▶ What you have to do
An exact copy of all the data is required, with pictures left out.

::: Data in this exercise :::

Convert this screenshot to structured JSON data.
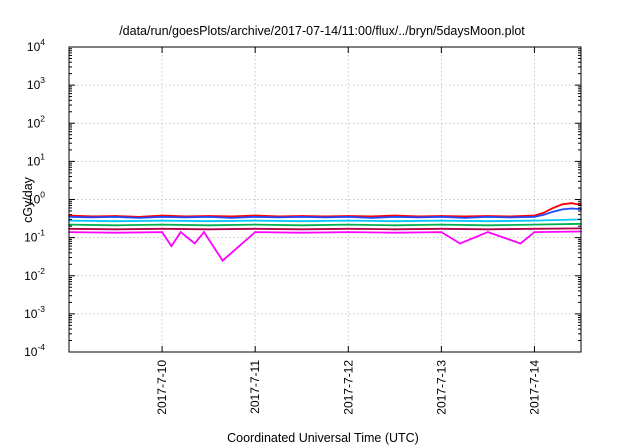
{
  "chart_data": {
    "type": "line",
    "title": "/data/run/goesPlots/archive/2017-07-14/11:00/flux/../bryn/5daysMoon.plot",
    "xlabel": "Coordinated Universal Time (UTC)",
    "ylabel": "cGy/day",
    "yscale": "log",
    "ylim": [
      0.0001,
      10000
    ],
    "xlim": [
      0,
      5.5
    ],
    "grid": true,
    "y_ticks": [
      {
        "mantissa": "10",
        "exponent": "-4",
        "value": 0.0001
      },
      {
        "mantissa": "10",
        "exponent": "-3",
        "value": 0.001
      },
      {
        "mantissa": "10",
        "exponent": "-2",
        "value": 0.01
      },
      {
        "mantissa": "10",
        "exponent": "-1",
        "value": 0.1
      },
      {
        "mantissa": "10",
        "exponent": "0",
        "value": 1
      },
      {
        "mantissa": "10",
        "exponent": "1",
        "value": 10
      },
      {
        "mantissa": "10",
        "exponent": "2",
        "value": 100
      },
      {
        "mantissa": "10",
        "exponent": "3",
        "value": 1000
      },
      {
        "mantissa": "10",
        "exponent": "4",
        "value": 10000
      }
    ],
    "x_ticks": [
      {
        "label": "2017-7-10",
        "x": 1
      },
      {
        "label": "2017-7-11",
        "x": 2
      },
      {
        "label": "2017-7-12",
        "x": 3
      },
      {
        "label": "2017-7-13",
        "x": 4
      },
      {
        "label": "2017-7-14",
        "x": 5
      }
    ],
    "series": [
      {
        "color": "#ff0000",
        "x": [
          0,
          0.25,
          0.5,
          0.75,
          1,
          1.25,
          1.5,
          1.75,
          2,
          2.25,
          2.5,
          2.75,
          3,
          3.25,
          3.5,
          3.75,
          4,
          4.25,
          4.5,
          4.75,
          5,
          5.1,
          5.2,
          5.3,
          5.4,
          5.5
        ],
        "values": [
          0.38,
          0.36,
          0.37,
          0.35,
          0.38,
          0.36,
          0.37,
          0.36,
          0.38,
          0.36,
          0.37,
          0.36,
          0.37,
          0.36,
          0.38,
          0.36,
          0.37,
          0.36,
          0.37,
          0.36,
          0.38,
          0.45,
          0.6,
          0.75,
          0.8,
          0.72
        ]
      },
      {
        "color": "#1a4aff",
        "x": [
          0,
          0.25,
          0.5,
          0.75,
          1,
          1.25,
          1.5,
          1.75,
          2,
          2.25,
          2.5,
          2.75,
          3,
          3.25,
          3.5,
          3.75,
          4,
          4.25,
          4.5,
          4.75,
          5,
          5.1,
          5.2,
          5.3,
          5.4,
          5.5
        ],
        "values": [
          0.35,
          0.34,
          0.35,
          0.33,
          0.35,
          0.34,
          0.35,
          0.33,
          0.35,
          0.34,
          0.35,
          0.34,
          0.35,
          0.33,
          0.35,
          0.34,
          0.35,
          0.33,
          0.35,
          0.34,
          0.35,
          0.4,
          0.48,
          0.55,
          0.58,
          0.56
        ]
      },
      {
        "color": "#00c8ff",
        "x": [
          0,
          0.5,
          1,
          1.5,
          2,
          2.5,
          3,
          3.5,
          4,
          4.5,
          5,
          5.5
        ],
        "values": [
          0.28,
          0.27,
          0.28,
          0.27,
          0.28,
          0.27,
          0.28,
          0.27,
          0.28,
          0.27,
          0.28,
          0.3
        ]
      },
      {
        "color": "#00b050",
        "x": [
          0,
          0.5,
          1,
          1.5,
          2,
          2.5,
          3,
          3.5,
          4,
          4.5,
          5,
          5.5
        ],
        "values": [
          0.22,
          0.21,
          0.22,
          0.21,
          0.22,
          0.21,
          0.22,
          0.21,
          0.22,
          0.21,
          0.22,
          0.23
        ]
      },
      {
        "color": "#b0004a",
        "x": [
          0,
          0.5,
          1,
          1.5,
          2,
          2.5,
          3,
          3.5,
          4,
          4.5,
          5,
          5.5
        ],
        "values": [
          0.17,
          0.165,
          0.17,
          0.165,
          0.17,
          0.165,
          0.17,
          0.165,
          0.17,
          0.165,
          0.17,
          0.175
        ]
      },
      {
        "color": "#ff00ff",
        "x": [
          0,
          0.5,
          1,
          1.1,
          1.2,
          1.35,
          1.45,
          1.65,
          2,
          2.5,
          3,
          3.5,
          4,
          4.2,
          4.5,
          4.85,
          5,
          5.5
        ],
        "values": [
          0.14,
          0.135,
          0.14,
          0.06,
          0.14,
          0.07,
          0.14,
          0.025,
          0.14,
          0.135,
          0.14,
          0.135,
          0.14,
          0.07,
          0.14,
          0.07,
          0.14,
          0.145
        ]
      }
    ]
  }
}
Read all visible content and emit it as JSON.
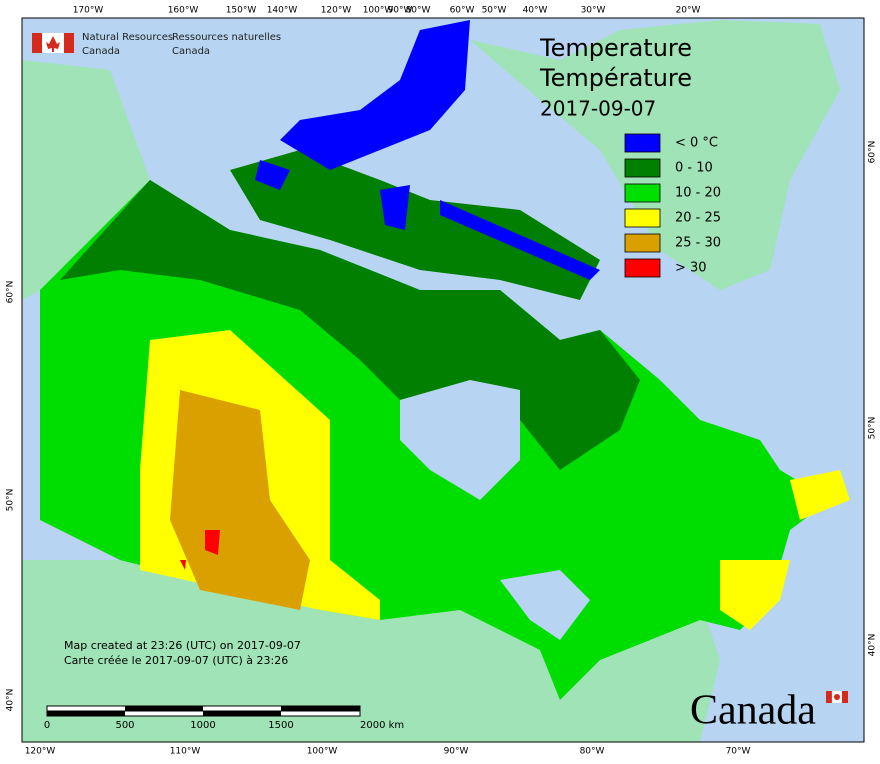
{
  "header": {
    "org_en": [
      "Natural Resources",
      "Canada"
    ],
    "org_fr": [
      "Ressources naturelles",
      "Canada"
    ]
  },
  "title": [
    "Temperature",
    "Température",
    "2017-09-07"
  ],
  "legend": [
    {
      "label": "< 0 °C",
      "color": "#0000ff"
    },
    {
      "label": "0 - 10",
      "color": "#007f00"
    },
    {
      "label": "10 - 20",
      "color": "#00e000"
    },
    {
      "label": "20 - 25",
      "color": "#ffff00"
    },
    {
      "label": "25 - 30",
      "color": "#d9a000"
    },
    {
      "label": "> 30",
      "color": "#ff0000"
    }
  ],
  "graticule": {
    "top": [
      "170°W",
      "160°W",
      "150°W",
      "140°W",
      "120°W",
      "100°W",
      "90°W",
      "80°W",
      "60°W",
      "50°W",
      "40°W",
      "30°W",
      "20°W"
    ],
    "bottom": [
      "120°W",
      "110°W",
      "100°W",
      "90°W",
      "80°W",
      "70°W"
    ],
    "left": [
      "60°N",
      "50°N",
      "40°N"
    ],
    "right": [
      "60°N",
      "50°N",
      "40°N"
    ]
  },
  "credits": [
    "Map created at 23:26 (UTC) on 2017-09-07",
    "Carte créée le 2017-09-07 (UTC) à 23:26"
  ],
  "scale_bar": [
    "0",
    "500",
    "1000",
    "1500",
    "2000  km"
  ],
  "wordmark": "Canada"
}
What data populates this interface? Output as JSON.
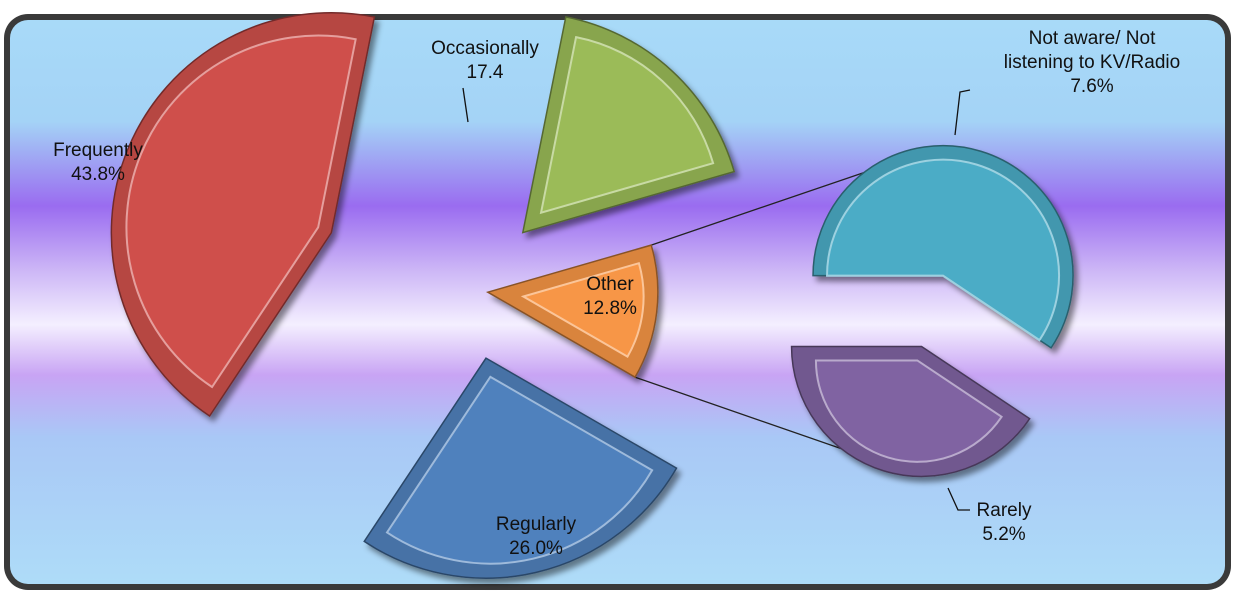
{
  "chart_data": {
    "type": "pie",
    "subtype": "pie-of-pie (exploded, 3D bevel)",
    "title": "",
    "main_slices": [
      {
        "label": "Frequently",
        "value_text": "43.8%",
        "value": 43.8,
        "color": "#cf504c"
      },
      {
        "label": "Occasionally",
        "value_text": "17.4",
        "value": 17.4,
        "color": "#9bbb59"
      },
      {
        "label": "Other",
        "value_text": "12.8%",
        "value": 12.8,
        "color": "#f79646"
      },
      {
        "label": "Regularly",
        "value_text": "26.0%",
        "value": 26.0,
        "color": "#4f81bd"
      }
    ],
    "secondary_slices": [
      {
        "label": "Not aware/ Not listening to KV/Radio",
        "label_lines": [
          "Not aware/ Not",
          "listening to KV/Radio"
        ],
        "value_text": "7.6%",
        "value": 7.6,
        "color": "#4bacc6"
      },
      {
        "label": "Rarely",
        "value_text": "5.2%",
        "value": 5.2,
        "color": "#8064a2"
      }
    ],
    "legend": "none",
    "background": {
      "top": "#a6d8f7",
      "band": "#9565ef",
      "middle": "#f2ecff",
      "bottom": "#a6d8f7",
      "frame": "#2a2a2a"
    }
  }
}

:::

▶ The answer
Convert this screenshot to structured JSON data.
{
  "chart_data": {
    "type": "line",
    "title": "/data/run/goesPlots/archive/2017-07-14/11:00/flux/../bryn/5daysMoon.plot",
    "xlabel": "Coordinated Universal Time (UTC)",
    "ylabel": "cGy/day",
    "yscale": "log",
    "ylim": [
      0.0001,
      10000
    ],
    "xlim": [
      0,
      5.5
    ],
    "grid": true,
    "y_ticks": [
      {
        "mantissa": "10",
        "exponent": "-4",
        "value": 0.0001
      },
      {
        "mantissa": "10",
        "exponent": "-3",
        "value": 0.001
      },
      {
        "mantissa": "10",
        "exponent": "-2",
        "value": 0.01
      },
      {
        "mantissa": "10",
        "exponent": "-1",
        "value": 0.1
      },
      {
        "mantissa": "10",
        "exponent": "0",
        "value": 1
      },
      {
        "mantissa": "10",
        "exponent": "1",
        "value": 10
      },
      {
        "mantissa": "10",
        "exponent": "2",
        "value": 100
      },
      {
        "mantissa": "10",
        "exponent": "3",
        "value": 1000
      },
      {
        "mantissa": "10",
        "exponent": "4",
        "value": 10000
      }
    ],
    "x_ticks": [
      {
        "label": "2017-7-10",
        "x": 1
      },
      {
        "label": "2017-7-11",
        "x": 2
      },
      {
        "label": "2017-7-12",
        "x": 3
      },
      {
        "label": "2017-7-13",
        "x": 4
      },
      {
        "label": "2017-7-14",
        "x": 5
      }
    ],
    "series": [
      {
        "color": "#ff0000",
        "x": [
          0,
          0.25,
          0.5,
          0.75,
          1,
          1.25,
          1.5,
          1.75,
          2,
          2.25,
          2.5,
          2.75,
          3,
          3.25,
          3.5,
          3.75,
          4,
          4.25,
          4.5,
          4.75,
          5,
          5.1,
          5.2,
          5.3,
          5.4,
          5.5
        ],
        "values": [
          0.38,
          0.36,
          0.37,
          0.35,
          0.38,
          0.36,
          0.37,
          0.36,
          0.38,
          0.36,
          0.37,
          0.36,
          0.37,
          0.36,
          0.38,
          0.36,
          0.37,
          0.36,
          0.37,
          0.36,
          0.38,
          0.45,
          0.6,
          0.75,
          0.8,
          0.72
        ]
      },
      {
        "color": "#1a4aff",
        "x": [
          0,
          0.25,
          0.5,
          0.75,
          1,
          1.25,
          1.5,
          1.75,
          2,
          2.25,
          2.5,
          2.75,
          3,
          3.25,
          3.5,
          3.75,
          4,
          4.25,
          4.5,
          4.75,
          5,
          5.1,
          5.2,
          5.3,
          5.4,
          5.5
        ],
        "values": [
          0.35,
          0.34,
          0.35,
          0.33,
          0.35,
          0.34,
          0.35,
          0.33,
          0.35,
          0.34,
          0.35,
          0.34,
          0.35,
          0.33,
          0.35,
          0.34,
          0.35,
          0.33,
          0.35,
          0.34,
          0.35,
          0.4,
          0.48,
          0.55,
          0.58,
          0.56
        ]
      },
      {
        "color": "#00c8ff",
        "x": [
          0,
          0.5,
          1,
          1.5,
          2,
          2.5,
          3,
          3.5,
          4,
          4.5,
          5,
          5.5
        ],
        "values": [
          0.28,
          0.27,
          0.28,
          0.27,
          0.28,
          0.27,
          0.28,
          0.27,
          0.28,
          0.27,
          0.28,
          0.3
        ]
      },
      {
        "color": "#00b050",
        "x": [
          0,
          0.5,
          1,
          1.5,
          2,
          2.5,
          3,
          3.5,
          4,
          4.5,
          5,
          5.5
        ],
        "values": [
          0.22,
          0.21,
          0.22,
          0.21,
          0.22,
          0.21,
          0.22,
          0.21,
          0.22,
          0.21,
          0.22,
          0.23
        ]
      },
      {
        "color": "#b0004a",
        "x": [
          0,
          0.5,
          1,
          1.5,
          2,
          2.5,
          3,
          3.5,
          4,
          4.5,
          5,
          5.5
        ],
        "values": [
          0.17,
          0.165,
          0.17,
          0.165,
          0.17,
          0.165,
          0.17,
          0.165,
          0.17,
          0.165,
          0.17,
          0.175
        ]
      },
      {
        "color": "#ff00ff",
        "x": [
          0,
          0.5,
          1,
          1.1,
          1.2,
          1.35,
          1.45,
          1.65,
          2,
          2.5,
          3,
          3.5,
          4,
          4.2,
          4.5,
          4.85,
          5,
          5.5
        ],
        "values": [
          0.14,
          0.135,
          0.14,
          0.06,
          0.14,
          0.07,
          0.14,
          0.025,
          0.14,
          0.135,
          0.14,
          0.135,
          0.14,
          0.07,
          0.14,
          0.07,
          0.14,
          0.145
        ]
      }
    ]
  }
}
Read all visible content and emit it as JSON.
{
  "header": {
    "org_en": [
      "Natural Resources",
      "Canada"
    ],
    "org_fr": [
      "Ressources naturelles",
      "Canada"
    ]
  },
  "title": [
    "Temperature",
    "Température",
    "2017-09-07"
  ],
  "legend": [
    {
      "label": "< 0 °C",
      "color": "#0000ff"
    },
    {
      "label": "0 - 10",
      "color": "#007f00"
    },
    {
      "label": "10 - 20",
      "color": "#00e000"
    },
    {
      "label": "20 - 25",
      "color": "#ffff00"
    },
    {
      "label": "25 - 30",
      "color": "#d9a000"
    },
    {
      "label": "> 30",
      "color": "#ff0000"
    }
  ],
  "graticule": {
    "top": [
      "170°W",
      "160°W",
      "150°W",
      "140°W",
      "120°W",
      "100°W",
      "90°W",
      "80°W",
      "60°W",
      "50°W",
      "40°W",
      "30°W",
      "20°W"
    ],
    "bottom": [
      "120°W",
      "110°W",
      "100°W",
      "90°W",
      "80°W",
      "70°W"
    ],
    "left": [
      "60°N",
      "50°N",
      "40°N"
    ],
    "right": [
      "60°N",
      "50°N",
      "40°N"
    ]
  },
  "credits": [
    "Map created at 23:26 (UTC) on 2017-09-07",
    "Carte créée le 2017-09-07 (UTC) à 23:26"
  ],
  "scale_bar": [
    "0",
    "500",
    "1000",
    "1500",
    "2000  km"
  ],
  "wordmark": "Canada"
}
What data populates this interface? Output as JSON.
{
  "chart_data": {
    "type": "pie",
    "subtype": "pie-of-pie (exploded, 3D bevel)",
    "title": "",
    "main_slices": [
      {
        "label": "Frequently",
        "value_text": "43.8%",
        "value": 43.8,
        "color": "#cf504c"
      },
      {
        "label": "Occasionally",
        "value_text": "17.4",
        "value": 17.4,
        "color": "#9bbb59"
      },
      {
        "label": "Other",
        "value_text": "12.8%",
        "value": 12.8,
        "color": "#f79646"
      },
      {
        "label": "Regularly",
        "value_text": "26.0%",
        "value": 26.0,
        "color": "#4f81bd"
      }
    ],
    "secondary_slices": [
      {
        "label": "Not aware/ Not listening to KV/Radio",
        "label_lines": [
          "Not aware/ Not",
          "listening to KV/Radio"
        ],
        "value_text": "7.6%",
        "value": 7.6,
        "color": "#4bacc6"
      },
      {
        "label": "Rarely",
        "value_text": "5.2%",
        "value": 5.2,
        "color": "#8064a2"
      }
    ],
    "legend": "none",
    "background": {
      "top": "#a6d8f7",
      "band": "#9565ef",
      "middle": "#f2ecff",
      "bottom": "#a6d8f7",
      "frame": "#2a2a2a"
    }
  }
}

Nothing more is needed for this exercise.